*Required task*.
Copy each line containing the word "SDTVAR" from the records that follow, please.
+++
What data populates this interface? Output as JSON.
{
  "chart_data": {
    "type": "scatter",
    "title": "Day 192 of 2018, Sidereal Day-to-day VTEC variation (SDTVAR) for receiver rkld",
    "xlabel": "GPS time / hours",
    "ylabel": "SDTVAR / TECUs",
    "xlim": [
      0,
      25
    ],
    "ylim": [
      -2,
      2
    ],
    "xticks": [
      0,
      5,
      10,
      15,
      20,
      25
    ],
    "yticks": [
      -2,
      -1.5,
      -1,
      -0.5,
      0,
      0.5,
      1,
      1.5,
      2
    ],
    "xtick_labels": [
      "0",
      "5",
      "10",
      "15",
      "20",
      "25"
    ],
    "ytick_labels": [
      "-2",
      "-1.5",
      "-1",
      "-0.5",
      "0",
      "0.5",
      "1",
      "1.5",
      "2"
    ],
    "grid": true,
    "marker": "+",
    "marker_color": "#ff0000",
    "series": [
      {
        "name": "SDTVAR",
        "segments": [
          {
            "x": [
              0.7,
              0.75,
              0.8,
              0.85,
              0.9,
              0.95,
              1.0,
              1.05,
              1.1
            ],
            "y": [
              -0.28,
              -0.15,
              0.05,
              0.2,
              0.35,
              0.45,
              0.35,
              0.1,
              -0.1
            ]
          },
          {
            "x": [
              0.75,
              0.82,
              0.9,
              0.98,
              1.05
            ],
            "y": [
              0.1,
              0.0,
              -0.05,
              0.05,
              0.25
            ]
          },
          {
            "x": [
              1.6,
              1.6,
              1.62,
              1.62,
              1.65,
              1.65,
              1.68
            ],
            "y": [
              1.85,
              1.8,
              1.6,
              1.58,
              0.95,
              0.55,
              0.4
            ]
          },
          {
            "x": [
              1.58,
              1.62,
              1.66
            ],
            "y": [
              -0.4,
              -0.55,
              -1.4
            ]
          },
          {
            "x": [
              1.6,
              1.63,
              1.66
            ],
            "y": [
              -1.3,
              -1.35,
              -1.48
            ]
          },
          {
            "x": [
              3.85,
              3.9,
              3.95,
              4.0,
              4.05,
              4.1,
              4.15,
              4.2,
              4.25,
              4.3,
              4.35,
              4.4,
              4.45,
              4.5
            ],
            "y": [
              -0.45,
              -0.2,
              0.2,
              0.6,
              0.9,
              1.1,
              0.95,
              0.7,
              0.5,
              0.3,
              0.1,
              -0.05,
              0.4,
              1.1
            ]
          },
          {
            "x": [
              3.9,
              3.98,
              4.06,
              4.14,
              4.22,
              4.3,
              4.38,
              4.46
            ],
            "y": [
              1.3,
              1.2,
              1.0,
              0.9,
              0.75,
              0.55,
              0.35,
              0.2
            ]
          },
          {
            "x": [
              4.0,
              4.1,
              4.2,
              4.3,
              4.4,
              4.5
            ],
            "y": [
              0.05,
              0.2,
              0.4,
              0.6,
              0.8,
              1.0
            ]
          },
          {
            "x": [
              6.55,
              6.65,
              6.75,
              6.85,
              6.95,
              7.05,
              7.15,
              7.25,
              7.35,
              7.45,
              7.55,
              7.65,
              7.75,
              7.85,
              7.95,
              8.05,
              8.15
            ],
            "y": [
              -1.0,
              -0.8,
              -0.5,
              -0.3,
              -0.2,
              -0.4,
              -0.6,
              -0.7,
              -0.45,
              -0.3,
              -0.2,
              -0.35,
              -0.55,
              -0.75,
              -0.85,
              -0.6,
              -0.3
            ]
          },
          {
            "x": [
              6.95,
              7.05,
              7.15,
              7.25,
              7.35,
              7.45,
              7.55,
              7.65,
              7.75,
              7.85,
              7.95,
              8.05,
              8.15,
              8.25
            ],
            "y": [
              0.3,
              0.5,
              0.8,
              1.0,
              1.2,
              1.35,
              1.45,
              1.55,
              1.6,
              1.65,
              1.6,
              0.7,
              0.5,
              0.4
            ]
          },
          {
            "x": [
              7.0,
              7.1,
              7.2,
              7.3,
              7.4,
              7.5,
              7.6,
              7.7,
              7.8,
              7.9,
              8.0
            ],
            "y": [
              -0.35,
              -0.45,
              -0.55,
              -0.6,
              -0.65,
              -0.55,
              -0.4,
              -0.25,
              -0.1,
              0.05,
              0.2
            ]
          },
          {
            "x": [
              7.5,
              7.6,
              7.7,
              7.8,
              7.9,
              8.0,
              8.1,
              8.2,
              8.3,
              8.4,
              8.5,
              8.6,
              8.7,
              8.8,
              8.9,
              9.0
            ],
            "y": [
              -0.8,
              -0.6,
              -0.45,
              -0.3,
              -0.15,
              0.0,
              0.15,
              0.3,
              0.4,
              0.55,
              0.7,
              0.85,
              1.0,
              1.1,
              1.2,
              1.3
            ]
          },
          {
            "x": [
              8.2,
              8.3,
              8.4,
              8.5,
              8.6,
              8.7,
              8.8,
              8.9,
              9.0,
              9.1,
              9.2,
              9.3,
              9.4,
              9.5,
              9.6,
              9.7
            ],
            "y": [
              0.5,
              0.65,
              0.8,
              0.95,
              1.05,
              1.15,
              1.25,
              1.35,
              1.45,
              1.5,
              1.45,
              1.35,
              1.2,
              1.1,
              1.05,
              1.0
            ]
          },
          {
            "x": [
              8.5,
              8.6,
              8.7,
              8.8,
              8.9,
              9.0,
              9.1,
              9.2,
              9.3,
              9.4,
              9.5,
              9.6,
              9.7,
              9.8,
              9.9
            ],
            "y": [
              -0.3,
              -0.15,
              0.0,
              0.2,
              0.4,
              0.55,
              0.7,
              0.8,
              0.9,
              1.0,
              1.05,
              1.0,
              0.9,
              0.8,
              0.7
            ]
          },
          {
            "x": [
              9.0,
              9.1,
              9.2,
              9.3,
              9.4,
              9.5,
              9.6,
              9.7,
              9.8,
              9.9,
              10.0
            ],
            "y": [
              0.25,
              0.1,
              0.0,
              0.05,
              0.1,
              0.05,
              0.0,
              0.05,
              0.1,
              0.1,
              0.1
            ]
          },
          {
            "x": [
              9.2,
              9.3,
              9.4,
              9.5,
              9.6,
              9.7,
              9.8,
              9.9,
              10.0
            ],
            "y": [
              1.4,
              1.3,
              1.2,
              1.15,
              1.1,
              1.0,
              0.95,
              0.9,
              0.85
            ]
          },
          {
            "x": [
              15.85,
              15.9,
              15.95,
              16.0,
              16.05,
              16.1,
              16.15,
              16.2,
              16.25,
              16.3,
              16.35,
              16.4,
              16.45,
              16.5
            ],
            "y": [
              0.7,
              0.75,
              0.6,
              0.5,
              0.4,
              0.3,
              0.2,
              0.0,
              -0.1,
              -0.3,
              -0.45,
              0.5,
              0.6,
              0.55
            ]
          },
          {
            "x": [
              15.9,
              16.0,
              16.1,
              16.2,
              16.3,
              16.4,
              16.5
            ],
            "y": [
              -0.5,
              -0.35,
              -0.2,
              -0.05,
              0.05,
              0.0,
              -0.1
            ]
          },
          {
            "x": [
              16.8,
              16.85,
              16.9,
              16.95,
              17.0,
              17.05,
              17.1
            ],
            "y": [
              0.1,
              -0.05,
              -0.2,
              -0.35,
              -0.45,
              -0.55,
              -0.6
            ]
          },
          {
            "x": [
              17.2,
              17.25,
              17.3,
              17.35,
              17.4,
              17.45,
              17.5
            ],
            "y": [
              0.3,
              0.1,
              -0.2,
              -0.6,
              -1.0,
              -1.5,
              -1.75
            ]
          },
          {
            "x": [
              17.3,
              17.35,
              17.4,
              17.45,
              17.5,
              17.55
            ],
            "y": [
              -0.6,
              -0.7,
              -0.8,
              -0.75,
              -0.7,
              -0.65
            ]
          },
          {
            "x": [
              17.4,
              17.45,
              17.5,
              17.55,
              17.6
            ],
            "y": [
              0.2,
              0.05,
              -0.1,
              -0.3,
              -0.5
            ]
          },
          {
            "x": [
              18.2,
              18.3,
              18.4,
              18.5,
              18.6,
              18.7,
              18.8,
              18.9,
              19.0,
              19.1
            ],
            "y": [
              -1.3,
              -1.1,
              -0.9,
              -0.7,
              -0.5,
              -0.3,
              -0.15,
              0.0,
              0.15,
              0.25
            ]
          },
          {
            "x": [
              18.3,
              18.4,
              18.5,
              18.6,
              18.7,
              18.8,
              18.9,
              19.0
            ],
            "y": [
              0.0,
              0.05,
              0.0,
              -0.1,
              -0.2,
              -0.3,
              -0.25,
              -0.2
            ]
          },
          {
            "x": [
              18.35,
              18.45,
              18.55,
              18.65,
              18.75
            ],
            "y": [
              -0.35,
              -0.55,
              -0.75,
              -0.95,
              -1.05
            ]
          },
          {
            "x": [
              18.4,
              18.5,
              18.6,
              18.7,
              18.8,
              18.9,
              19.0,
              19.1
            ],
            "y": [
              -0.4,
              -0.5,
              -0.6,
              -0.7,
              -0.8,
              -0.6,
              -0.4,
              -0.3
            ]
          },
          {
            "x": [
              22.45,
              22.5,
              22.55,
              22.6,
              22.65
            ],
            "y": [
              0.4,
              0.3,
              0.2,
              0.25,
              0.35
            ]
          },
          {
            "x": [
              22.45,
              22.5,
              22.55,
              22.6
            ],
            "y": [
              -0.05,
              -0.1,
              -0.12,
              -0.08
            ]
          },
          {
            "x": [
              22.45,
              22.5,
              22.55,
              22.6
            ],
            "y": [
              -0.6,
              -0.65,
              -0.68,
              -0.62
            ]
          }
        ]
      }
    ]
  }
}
+++
*The reply*.
    "title": "Day 192 of 2018, Sidereal Day-to-day VTEC variation (SDTVAR) for receiver rkld",
    "ylabel": "SDTVAR / TECUs",
        "name": "SDTVAR",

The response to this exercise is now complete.